> _Challenge_
Below are records; count the lines in them that hold "σπανιώτερον" and give only the count.

> _Stored rows_
• • •
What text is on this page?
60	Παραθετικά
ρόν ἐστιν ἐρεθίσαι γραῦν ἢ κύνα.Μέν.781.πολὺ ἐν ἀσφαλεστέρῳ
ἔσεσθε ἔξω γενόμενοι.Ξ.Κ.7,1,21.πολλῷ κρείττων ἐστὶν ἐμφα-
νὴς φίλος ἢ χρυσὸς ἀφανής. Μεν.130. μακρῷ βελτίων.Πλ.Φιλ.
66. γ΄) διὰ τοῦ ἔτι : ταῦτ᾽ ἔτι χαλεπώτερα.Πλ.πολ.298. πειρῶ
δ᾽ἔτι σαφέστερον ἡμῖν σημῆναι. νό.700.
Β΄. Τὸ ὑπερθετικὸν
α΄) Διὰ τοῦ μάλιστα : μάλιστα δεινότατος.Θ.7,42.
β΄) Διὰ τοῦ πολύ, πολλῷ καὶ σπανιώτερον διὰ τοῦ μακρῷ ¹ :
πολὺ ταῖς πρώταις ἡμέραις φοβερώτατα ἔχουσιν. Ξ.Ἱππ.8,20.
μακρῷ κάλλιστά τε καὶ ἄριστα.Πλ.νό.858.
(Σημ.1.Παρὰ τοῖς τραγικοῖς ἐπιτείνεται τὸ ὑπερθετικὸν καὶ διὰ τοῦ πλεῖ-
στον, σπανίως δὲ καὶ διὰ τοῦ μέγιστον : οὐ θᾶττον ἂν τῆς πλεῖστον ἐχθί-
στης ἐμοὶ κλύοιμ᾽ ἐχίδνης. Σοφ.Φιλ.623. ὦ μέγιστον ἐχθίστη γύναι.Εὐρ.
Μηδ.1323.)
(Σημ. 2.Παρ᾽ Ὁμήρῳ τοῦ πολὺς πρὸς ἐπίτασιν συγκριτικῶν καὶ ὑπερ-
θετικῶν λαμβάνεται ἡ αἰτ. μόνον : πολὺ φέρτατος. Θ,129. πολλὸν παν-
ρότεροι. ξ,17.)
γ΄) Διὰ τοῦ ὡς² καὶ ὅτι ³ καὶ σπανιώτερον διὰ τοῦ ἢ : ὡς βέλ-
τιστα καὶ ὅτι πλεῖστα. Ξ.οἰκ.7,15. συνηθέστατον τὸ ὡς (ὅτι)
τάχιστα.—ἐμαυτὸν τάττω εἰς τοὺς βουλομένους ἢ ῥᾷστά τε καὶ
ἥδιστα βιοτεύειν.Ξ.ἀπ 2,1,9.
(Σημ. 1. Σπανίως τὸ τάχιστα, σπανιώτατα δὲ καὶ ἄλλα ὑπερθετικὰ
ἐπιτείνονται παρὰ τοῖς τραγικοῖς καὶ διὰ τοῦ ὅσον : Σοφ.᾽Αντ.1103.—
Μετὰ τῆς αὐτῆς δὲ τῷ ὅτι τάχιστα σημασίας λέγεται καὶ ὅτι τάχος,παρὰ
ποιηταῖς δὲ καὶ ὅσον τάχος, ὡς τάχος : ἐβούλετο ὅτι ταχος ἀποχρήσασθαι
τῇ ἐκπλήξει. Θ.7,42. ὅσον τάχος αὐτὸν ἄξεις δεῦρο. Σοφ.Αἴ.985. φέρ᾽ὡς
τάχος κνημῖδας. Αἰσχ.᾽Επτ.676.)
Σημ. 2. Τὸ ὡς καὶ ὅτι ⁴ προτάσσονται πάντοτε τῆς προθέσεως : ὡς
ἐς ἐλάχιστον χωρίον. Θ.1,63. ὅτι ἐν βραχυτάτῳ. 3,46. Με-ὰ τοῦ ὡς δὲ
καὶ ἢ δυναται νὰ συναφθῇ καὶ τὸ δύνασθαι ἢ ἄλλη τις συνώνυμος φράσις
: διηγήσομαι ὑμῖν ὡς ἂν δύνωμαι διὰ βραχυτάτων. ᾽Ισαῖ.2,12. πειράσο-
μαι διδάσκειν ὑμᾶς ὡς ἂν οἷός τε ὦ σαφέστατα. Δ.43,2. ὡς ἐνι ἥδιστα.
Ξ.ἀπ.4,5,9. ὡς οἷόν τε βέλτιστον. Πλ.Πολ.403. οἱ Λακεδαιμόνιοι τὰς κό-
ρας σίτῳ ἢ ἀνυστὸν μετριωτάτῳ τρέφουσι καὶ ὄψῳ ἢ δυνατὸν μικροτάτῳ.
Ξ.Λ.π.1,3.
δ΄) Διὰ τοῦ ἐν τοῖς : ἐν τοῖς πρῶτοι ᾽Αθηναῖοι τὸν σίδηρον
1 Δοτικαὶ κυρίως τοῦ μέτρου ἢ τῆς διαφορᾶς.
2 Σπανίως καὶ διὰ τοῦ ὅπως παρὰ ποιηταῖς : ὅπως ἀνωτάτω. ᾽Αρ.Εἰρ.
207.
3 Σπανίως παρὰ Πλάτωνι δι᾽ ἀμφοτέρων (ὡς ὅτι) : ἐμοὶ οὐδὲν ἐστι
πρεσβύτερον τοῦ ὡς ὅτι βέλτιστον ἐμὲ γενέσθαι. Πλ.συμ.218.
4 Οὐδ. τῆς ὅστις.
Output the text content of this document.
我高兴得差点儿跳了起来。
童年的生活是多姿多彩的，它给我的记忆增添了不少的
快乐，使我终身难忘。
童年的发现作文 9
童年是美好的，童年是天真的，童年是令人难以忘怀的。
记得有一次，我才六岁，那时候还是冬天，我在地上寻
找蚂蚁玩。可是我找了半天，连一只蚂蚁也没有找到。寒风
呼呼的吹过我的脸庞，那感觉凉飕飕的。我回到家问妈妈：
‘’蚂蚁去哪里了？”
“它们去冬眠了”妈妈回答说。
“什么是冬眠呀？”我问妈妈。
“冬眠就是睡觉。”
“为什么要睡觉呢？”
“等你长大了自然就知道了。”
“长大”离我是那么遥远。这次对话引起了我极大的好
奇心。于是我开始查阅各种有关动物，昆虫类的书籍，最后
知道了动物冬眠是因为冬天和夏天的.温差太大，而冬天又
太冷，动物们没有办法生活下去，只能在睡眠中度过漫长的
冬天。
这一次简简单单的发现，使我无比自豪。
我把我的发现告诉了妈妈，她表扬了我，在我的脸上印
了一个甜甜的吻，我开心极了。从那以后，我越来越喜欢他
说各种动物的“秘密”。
• • •
> _Response_
2